*** Extracted material

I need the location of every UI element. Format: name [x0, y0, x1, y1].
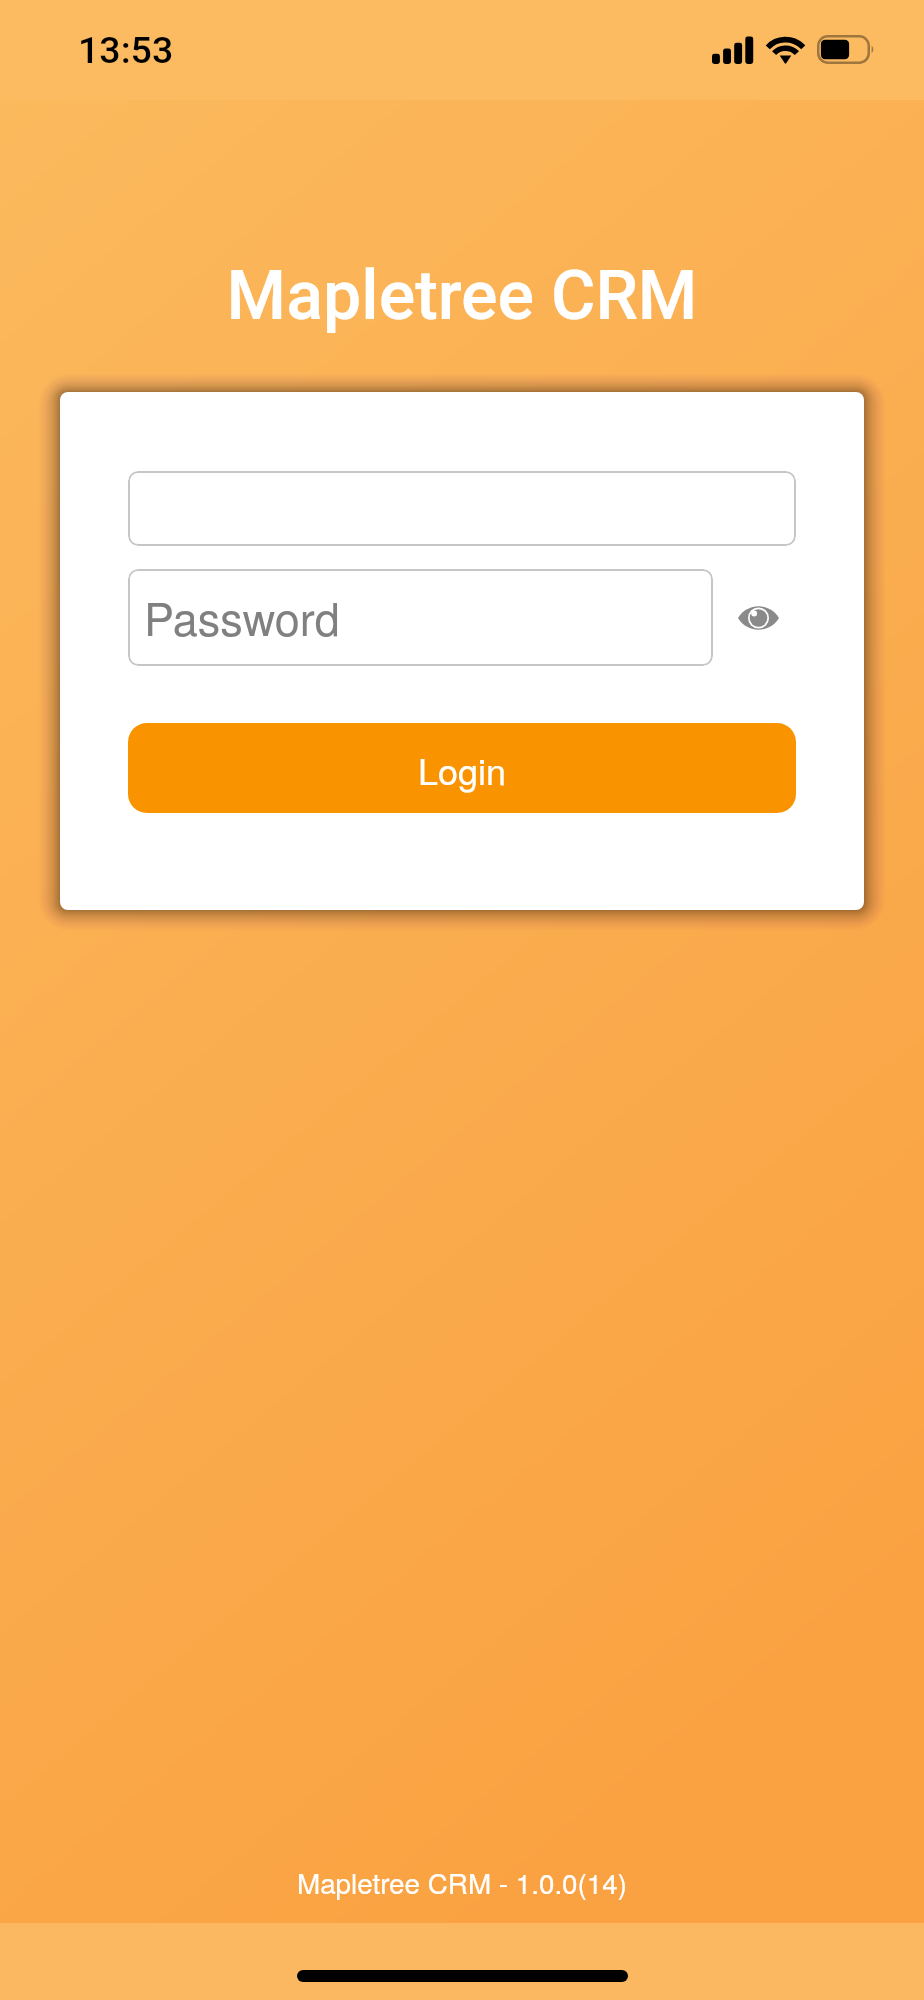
staticText: Mapletree CRM - 1.0.0(14): [0, 1862, 924, 1902]
button[interactable]: [128, 471, 796, 546]
staticText: Mapletree CRM: [0, 256, 924, 336]
staticText: 13:53: [78, 28, 174, 72]
staticText: Login: [418, 744, 507, 796]
staticText: Password: [144, 584, 340, 648]
button[interactable]: Password: [128, 569, 713, 666]
button[interactable]: Login: [128, 723, 796, 813]
button[interactable]: Show password: [731, 591, 785, 645]
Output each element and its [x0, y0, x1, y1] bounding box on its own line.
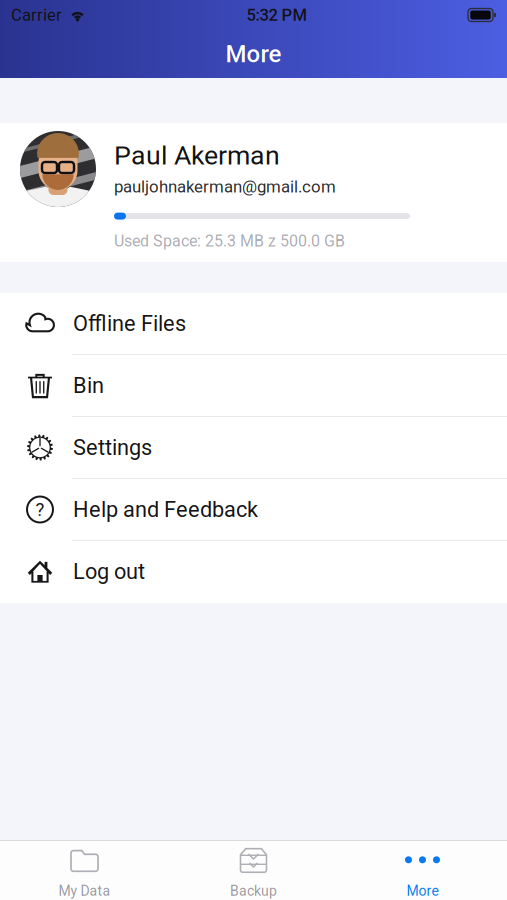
button[interactable]: Settings	[0, 417, 507, 479]
staticText: Paul Akerman	[114, 140, 280, 171]
staticText: Backup	[230, 883, 277, 899]
button[interactable]: Bin	[0, 355, 507, 417]
staticText: More	[226, 40, 282, 68]
staticText: Settings	[73, 435, 152, 460]
staticText: Offline Files	[73, 311, 186, 336]
staticText: pauljohnakerman@gmail.com	[114, 177, 336, 197]
staticText: Used Space: 25.3 MB z 500.0 GB	[114, 232, 345, 250]
button[interactable]: Log out	[0, 541, 507, 603]
staticText: Bin	[73, 373, 104, 398]
button[interactable]: Backup	[169, 841, 338, 900]
staticText: Log out	[73, 559, 145, 584]
staticText: Help and Feedback	[73, 497, 258, 522]
staticText: 5:32 PM	[246, 5, 308, 25]
staticText: Carrier	[11, 5, 62, 25]
staticText: My Data	[58, 883, 110, 899]
staticText: More	[406, 883, 438, 899]
button[interactable]: My Data	[0, 841, 169, 900]
staticText: ?	[36, 499, 44, 520]
button[interactable]: ?	[0, 479, 507, 541]
button[interactable]: More	[338, 841, 507, 900]
button[interactable]: More	[0, 30, 507, 78]
button[interactable]: Offline Files	[0, 293, 507, 355]
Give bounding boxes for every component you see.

******

## What is asked
Return every line of the records above that contains the string "Mapletree".

## Solution to this task
staticText: Mapletree CRM - 1.0.0(14): [0, 1862, 924, 1902]
staticText: Mapletree CRM: [0, 256, 924, 336]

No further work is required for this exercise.